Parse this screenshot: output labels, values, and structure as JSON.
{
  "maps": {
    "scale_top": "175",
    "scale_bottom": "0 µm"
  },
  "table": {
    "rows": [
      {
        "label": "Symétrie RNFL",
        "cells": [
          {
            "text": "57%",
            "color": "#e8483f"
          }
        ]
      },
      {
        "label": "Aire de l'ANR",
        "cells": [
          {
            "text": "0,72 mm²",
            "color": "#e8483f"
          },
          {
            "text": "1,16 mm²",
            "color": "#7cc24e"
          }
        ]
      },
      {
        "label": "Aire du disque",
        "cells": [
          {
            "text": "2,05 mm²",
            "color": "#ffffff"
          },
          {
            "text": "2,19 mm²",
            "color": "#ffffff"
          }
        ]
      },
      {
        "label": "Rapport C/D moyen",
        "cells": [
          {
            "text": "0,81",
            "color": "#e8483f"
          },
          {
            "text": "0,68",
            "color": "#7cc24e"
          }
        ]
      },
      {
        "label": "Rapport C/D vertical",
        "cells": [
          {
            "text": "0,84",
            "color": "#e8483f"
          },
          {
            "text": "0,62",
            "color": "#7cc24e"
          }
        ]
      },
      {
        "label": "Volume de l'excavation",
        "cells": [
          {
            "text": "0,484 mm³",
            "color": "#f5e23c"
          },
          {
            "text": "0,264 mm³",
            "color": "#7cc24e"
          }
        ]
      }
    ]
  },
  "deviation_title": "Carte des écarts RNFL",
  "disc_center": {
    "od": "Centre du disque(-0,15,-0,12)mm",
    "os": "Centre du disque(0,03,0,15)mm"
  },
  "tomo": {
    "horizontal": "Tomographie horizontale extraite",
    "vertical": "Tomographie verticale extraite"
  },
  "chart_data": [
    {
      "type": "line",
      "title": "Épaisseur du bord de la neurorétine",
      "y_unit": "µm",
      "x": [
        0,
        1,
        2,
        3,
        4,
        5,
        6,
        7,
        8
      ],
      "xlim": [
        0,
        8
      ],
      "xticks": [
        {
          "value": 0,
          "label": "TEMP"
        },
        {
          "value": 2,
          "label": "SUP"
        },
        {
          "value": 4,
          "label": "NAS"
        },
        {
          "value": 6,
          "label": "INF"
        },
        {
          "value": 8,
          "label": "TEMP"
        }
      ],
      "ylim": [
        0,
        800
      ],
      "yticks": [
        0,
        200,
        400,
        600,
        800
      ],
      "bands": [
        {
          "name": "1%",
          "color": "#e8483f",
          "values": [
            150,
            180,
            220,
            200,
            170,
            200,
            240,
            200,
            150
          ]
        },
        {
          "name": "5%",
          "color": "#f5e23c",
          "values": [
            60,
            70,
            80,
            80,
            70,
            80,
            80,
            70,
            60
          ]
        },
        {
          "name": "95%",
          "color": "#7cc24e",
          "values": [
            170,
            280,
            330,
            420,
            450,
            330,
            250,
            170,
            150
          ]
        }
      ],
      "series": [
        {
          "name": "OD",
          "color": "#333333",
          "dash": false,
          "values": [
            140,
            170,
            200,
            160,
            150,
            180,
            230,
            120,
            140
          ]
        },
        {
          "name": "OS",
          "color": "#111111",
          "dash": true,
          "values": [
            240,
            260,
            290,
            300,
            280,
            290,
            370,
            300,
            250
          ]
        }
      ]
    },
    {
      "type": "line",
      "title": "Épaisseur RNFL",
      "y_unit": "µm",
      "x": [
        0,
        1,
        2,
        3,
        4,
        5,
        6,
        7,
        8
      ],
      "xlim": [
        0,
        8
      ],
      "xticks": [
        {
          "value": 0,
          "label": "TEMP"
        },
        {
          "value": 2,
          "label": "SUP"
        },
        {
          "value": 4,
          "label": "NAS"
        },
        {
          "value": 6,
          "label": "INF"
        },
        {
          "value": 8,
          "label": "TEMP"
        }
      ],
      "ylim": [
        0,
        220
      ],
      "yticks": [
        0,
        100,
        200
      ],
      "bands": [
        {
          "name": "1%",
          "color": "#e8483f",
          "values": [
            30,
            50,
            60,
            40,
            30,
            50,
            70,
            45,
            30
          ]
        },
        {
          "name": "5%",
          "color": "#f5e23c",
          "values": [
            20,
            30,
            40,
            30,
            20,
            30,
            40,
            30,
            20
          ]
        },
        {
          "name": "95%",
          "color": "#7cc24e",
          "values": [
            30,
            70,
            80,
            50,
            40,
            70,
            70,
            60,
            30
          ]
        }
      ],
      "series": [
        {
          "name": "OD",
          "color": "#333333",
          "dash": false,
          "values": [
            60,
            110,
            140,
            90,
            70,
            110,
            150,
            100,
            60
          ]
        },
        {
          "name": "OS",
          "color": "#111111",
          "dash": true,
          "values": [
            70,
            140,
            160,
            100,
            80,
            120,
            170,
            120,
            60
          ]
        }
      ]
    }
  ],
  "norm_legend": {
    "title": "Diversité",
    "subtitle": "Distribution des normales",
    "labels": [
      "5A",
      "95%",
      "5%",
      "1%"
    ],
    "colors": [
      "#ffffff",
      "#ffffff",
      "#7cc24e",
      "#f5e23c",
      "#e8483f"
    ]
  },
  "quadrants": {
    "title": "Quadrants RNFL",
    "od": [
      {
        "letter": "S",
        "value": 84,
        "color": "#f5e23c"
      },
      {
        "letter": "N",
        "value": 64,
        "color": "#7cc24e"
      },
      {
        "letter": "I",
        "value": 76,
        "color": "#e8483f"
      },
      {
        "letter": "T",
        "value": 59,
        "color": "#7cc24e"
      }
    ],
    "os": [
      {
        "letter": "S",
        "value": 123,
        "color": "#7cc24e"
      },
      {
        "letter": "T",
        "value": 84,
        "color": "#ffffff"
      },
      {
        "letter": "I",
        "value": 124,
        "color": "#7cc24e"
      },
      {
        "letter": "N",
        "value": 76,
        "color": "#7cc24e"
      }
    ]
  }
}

* INSTRUCTIONS TO FOLLOW *
Output every line above without altering anything.

* RESULT OF THE EXERCISE *
Parse this screenshot: output labels, values, and structure as JSON.
{
  "maps": {
    "scale_top": "175",
    "scale_bottom": "0 µm"
  },
  "table": {
    "rows": [
      {
        "label": "Symétrie RNFL",
        "cells": [
          {
            "text": "57%",
            "color": "#e8483f"
          }
        ]
      },
      {
        "label": "Aire de l'ANR",
        "cells": [
          {
            "text": "0,72 mm²",
            "color": "#e8483f"
          },
          {
            "text": "1,16 mm²",
            "color": "#7cc24e"
          }
        ]
      },
      {
        "label": "Aire du disque",
        "cells": [
          {
            "text": "2,05 mm²",
            "color": "#ffffff"
          },
          {
            "text": "2,19 mm²",
            "color": "#ffffff"
          }
        ]
      },
      {
        "label": "Rapport C/D moyen",
        "cells": [
          {
            "text": "0,81",
            "color": "#e8483f"
          },
          {
            "text": "0,68",
            "color": "#7cc24e"
          }
        ]
      },
      {
        "label": "Rapport C/D vertical",
        "cells": [
          {
            "text": "0,84",
            "color": "#e8483f"
          },
          {
            "text": "0,62",
            "color": "#7cc24e"
          }
        ]
      },
      {
        "label": "Volume de l'excavation",
        "cells": [
          {
            "text": "0,484 mm³",
            "color": "#f5e23c"
          },
          {
            "text": "0,264 mm³",
            "color": "#7cc24e"
          }
        ]
      }
    ]
  },
  "deviation_title": "Carte des écarts RNFL",
  "disc_center": {
    "od": "Centre du disque(-0,15,-0,12)mm",
    "os": "Centre du disque(0,03,0,15)mm"
  },
  "tomo": {
    "horizontal": "Tomographie horizontale extraite",
    "vertical": "Tomographie verticale extraite"
  },
  "chart_data": [
    {
      "type": "line",
      "title": "Épaisseur du bord de la neurorétine",
      "y_unit": "µm",
      "x": [
        0,
        1,
        2,
        3,
        4,
        5,
        6,
        7,
        8
      ],
      "xlim": [
        0,
        8
      ],
      "xticks": [
        {
          "value": 0,
          "label": "TEMP"
        },
        {
          "value": 2,
          "label": "SUP"
        },
        {
          "value": 4,
          "label": "NAS"
        },
        {
          "value": 6,
          "label": "INF"
        },
        {
          "value": 8,
          "label": "TEMP"
        }
      ],
      "ylim": [
        0,
        800
      ],
      "yticks": [
        0,
        200,
        400,
        600,
        800
      ],
      "bands": [
        {
          "name": "1%",
          "color": "#e8483f",
          "values": [
            150,
            180,
            220,
            200,
            170,
            200,
            240,
            200,
            150
          ]
        },
        {
          "name": "5%",
          "color": "#f5e23c",
          "values": [
            60,
            70,
            80,
            80,
            70,
            80,
            80,
            70,
            60
          ]
        },
        {
          "name": "95%",
          "color": "#7cc24e",
          "values": [
            170,
            280,
            330,
            420,
            450,
            330,
            250,
            170,
            150
          ]
        }
      ],
      "series": [
        {
          "name": "OD",
          "color": "#333333",
          "dash": false,
          "values": [
            140,
            170,
            200,
            160,
            150,
            180,
            230,
            120,
            140
          ]
        },
        {
          "name": "OS",
          "color": "#111111",
          "dash": true,
          "values": [
            240,
            260,
            290,
            300,
            280,
            290,
            370,
            300,
            250
          ]
        }
      ]
    },
    {
      "type": "line",
      "title": "Épaisseur RNFL",
      "y_unit": "µm",
      "x": [
        0,
        1,
        2,
        3,
        4,
        5,
        6,
        7,
        8
      ],
      "xlim": [
        0,
        8
      ],
      "xticks": [
        {
          "value": 0,
          "label": "TEMP"
        },
        {
          "value": 2,
          "label": "SUP"
        },
        {
          "value": 4,
          "label": "NAS"
        },
        {
          "value": 6,
          "label": "INF"
        },
        {
          "value": 8,
          "label": "TEMP"
        }
      ],
      "ylim": [
        0,
        220
      ],
      "yticks": [
        0,
        100,
        200
      ],
      "bands": [
        {
          "name": "1%",
          "color": "#e8483f",
          "values": [
            30,
            50,
            60,
            40,
            30,
            50,
            70,
            45,
            30
          ]
        },
        {
          "name": "5%",
          "color": "#f5e23c",
          "values": [
            20,
            30,
            40,
            30,
            20,
            30,
            40,
            30,
            20
          ]
        },
        {
          "name": "95%",
          "color": "#7cc24e",
          "values": [
            30,
            70,
            80,
            50,
            40,
            70,
            70,
            60,
            30
          ]
        }
      ],
      "series": [
        {
          "name": "OD",
          "color": "#333333",
          "dash": false,
          "values": [
            60,
            110,
            140,
            90,
            70,
            110,
            150,
            100,
            60
          ]
        },
        {
          "name": "OS",
          "color": "#111111",
          "dash": true,
          "values": [
            70,
            140,
            160,
            100,
            80,
            120,
            170,
            120,
            60
          ]
        }
      ]
    }
  ],
  "norm_legend": {
    "title": "Diversité",
    "subtitle": "Distribution des normales",
    "labels": [
      "5A",
      "95%",
      "5%",
      "1%"
    ],
    "colors": [
      "#ffffff",
      "#ffffff",
      "#7cc24e",
      "#f5e23c",
      "#e8483f"
    ]
  },
  "quadrants": {
    "title": "Quadrants RNFL",
    "od": [
      {
        "letter": "S",
        "value": 84,
        "color": "#f5e23c"
      },
      {
        "letter": "N",
        "value": 64,
        "color": "#7cc24e"
      },
      {
        "letter": "I",
        "value": 76,
        "color": "#e8483f"
      },
      {
        "letter": "T",
        "value": 59,
        "color": "#7cc24e"
      }
    ],
    "os": [
      {
        "letter": "S",
        "value": 123,
        "color": "#7cc24e"
      },
      {
        "letter": "T",
        "value": 84,
        "color": "#ffffff"
      },
      {
        "letter": "I",
        "value": 124,
        "color": "#7cc24e"
      },
      {
        "letter": "N",
        "value": 76,
        "color": "#7cc24e"
      }
    ]
  }
}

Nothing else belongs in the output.